** START OF Task input **

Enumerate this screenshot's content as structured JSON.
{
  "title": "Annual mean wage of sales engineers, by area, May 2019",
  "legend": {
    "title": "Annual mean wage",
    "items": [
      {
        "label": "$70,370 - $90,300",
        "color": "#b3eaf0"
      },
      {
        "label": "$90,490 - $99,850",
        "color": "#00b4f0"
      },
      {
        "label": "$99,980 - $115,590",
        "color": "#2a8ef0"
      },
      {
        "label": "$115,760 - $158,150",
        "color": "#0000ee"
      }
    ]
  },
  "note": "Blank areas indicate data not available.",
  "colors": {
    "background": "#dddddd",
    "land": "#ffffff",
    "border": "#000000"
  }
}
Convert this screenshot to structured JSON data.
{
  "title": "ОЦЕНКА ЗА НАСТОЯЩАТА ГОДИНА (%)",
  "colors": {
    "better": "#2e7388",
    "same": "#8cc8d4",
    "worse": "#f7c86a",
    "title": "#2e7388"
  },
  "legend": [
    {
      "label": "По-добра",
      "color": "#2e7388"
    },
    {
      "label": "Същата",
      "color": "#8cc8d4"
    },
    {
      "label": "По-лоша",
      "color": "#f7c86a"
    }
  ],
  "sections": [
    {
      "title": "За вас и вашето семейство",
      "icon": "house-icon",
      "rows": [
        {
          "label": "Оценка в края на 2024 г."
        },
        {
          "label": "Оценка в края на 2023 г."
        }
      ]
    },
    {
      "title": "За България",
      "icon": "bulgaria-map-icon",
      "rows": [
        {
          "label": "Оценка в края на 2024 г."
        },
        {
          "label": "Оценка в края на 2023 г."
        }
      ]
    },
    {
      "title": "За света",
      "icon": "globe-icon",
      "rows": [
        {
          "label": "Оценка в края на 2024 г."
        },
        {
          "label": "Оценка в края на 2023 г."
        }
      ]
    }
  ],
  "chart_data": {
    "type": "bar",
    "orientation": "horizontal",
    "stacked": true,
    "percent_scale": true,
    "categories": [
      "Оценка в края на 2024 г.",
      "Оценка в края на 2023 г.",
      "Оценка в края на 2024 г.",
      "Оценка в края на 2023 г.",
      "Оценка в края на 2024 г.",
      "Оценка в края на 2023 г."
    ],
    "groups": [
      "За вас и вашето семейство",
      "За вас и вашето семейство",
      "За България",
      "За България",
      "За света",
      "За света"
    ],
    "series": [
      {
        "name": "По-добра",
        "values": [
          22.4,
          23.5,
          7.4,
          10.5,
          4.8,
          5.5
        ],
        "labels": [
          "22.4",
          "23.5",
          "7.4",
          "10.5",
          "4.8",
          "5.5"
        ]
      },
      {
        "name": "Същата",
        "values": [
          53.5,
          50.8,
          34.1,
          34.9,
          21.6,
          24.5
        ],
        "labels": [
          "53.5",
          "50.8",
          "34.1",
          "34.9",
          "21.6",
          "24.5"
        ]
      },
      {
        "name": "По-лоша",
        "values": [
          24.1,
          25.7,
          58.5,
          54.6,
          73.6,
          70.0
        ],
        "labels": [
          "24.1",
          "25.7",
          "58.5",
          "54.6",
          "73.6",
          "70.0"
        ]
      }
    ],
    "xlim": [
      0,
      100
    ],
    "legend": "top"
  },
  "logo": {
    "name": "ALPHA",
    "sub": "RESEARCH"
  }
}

** END OF Task input **

▸ **Task prompt**: Give the complete listing a second time, exactly as it reads.

▸ **Exercise result**:
Enumerate this screenshot's content as structured JSON.
{
  "title": "Annual mean wage of sales engineers, by area, May 2019",
  "legend": {
    "title": "Annual mean wage",
    "items": [
      {
        "label": "$70,370 - $90,300",
        "color": "#b3eaf0"
      },
      {
        "label": "$90,490 - $99,850",
        "color": "#00b4f0"
      },
      {
        "label": "$99,980 - $115,590",
        "color": "#2a8ef0"
      },
      {
        "label": "$115,760 - $158,150",
        "color": "#0000ee"
      }
    ]
  },
  "note": "Blank areas indicate data not available.",
  "colors": {
    "background": "#dddddd",
    "land": "#ffffff",
    "border": "#000000"
  }
}
Convert this screenshot to structured JSON data.
{
  "title": "ОЦЕНКА ЗА НАСТОЯЩАТА ГОДИНА (%)",
  "colors": {
    "better": "#2e7388",
    "same": "#8cc8d4",
    "worse": "#f7c86a",
    "title": "#2e7388"
  },
  "legend": [
    {
      "label": "По-добра",
      "color": "#2e7388"
    },
    {
      "label": "Същата",
      "color": "#8cc8d4"
    },
    {
      "label": "По-лоша",
      "color": "#f7c86a"
    }
  ],
  "sections": [
    {
      "title": "За вас и вашето семейство",
      "icon": "house-icon",
      "rows": [
        {
          "label": "Оценка в края на 2024 г."
        },
        {
          "label": "Оценка в края на 2023 г."
        }
      ]
    },
    {
      "title": "За България",
      "icon": "bulgaria-map-icon",
      "rows": [
        {
          "label": "Оценка в края на 2024 г."
        },
        {
          "label": "Оценка в края на 2023 г."
        }
      ]
    },
    {
      "title": "За света",
      "icon": "globe-icon",
      "rows": [
        {
          "label": "Оценка в края на 2024 г."
        },
        {
          "label": "Оценка в края на 2023 г."
        }
      ]
    }
  ],
  "chart_data": {
    "type": "bar",
    "orientation": "horizontal",
    "stacked": true,
    "percent_scale": true,
    "categories": [
      "Оценка в края на 2024 г.",
      "Оценка в края на 2023 г.",
      "Оценка в края на 2024 г.",
      "Оценка в края на 2023 г.",
      "Оценка в края на 2024 г.",
      "Оценка в края на 2023 г."
    ],
    "groups": [
      "За вас и вашето семейство",
      "За вас и вашето семейство",
      "За България",
      "За България",
      "За света",
      "За света"
    ],
    "series": [
      {
        "name": "По-добра",
        "values": [
          22.4,
          23.5,
          7.4,
          10.5,
          4.8,
          5.5
        ],
        "labels": [
          "22.4",
          "23.5",
          "7.4",
          "10.5",
          "4.8",
          "5.5"
        ]
      },
      {
        "name": "Същата",
        "values": [
          53.5,
          50.8,
          34.1,
          34.9,
          21.6,
          24.5
        ],
        "labels": [
          "53.5",
          "50.8",
          "34.1",
          "34.9",
          "21.6",
          "24.5"
        ]
      },
      {
        "name": "По-лоша",
        "values": [
          24.1,
          25.7,
          58.5,
          54.6,
          73.6,
          70.0
        ],
        "labels": [
          "24.1",
          "25.7",
          "58.5",
          "54.6",
          "73.6",
          "70.0"
        ]
      }
    ],
    "xlim": [
      0,
      100
    ],
    "legend": "top"
  },
  "logo": {
    "name": "ALPHA",
    "sub": "RESEARCH"
  }
}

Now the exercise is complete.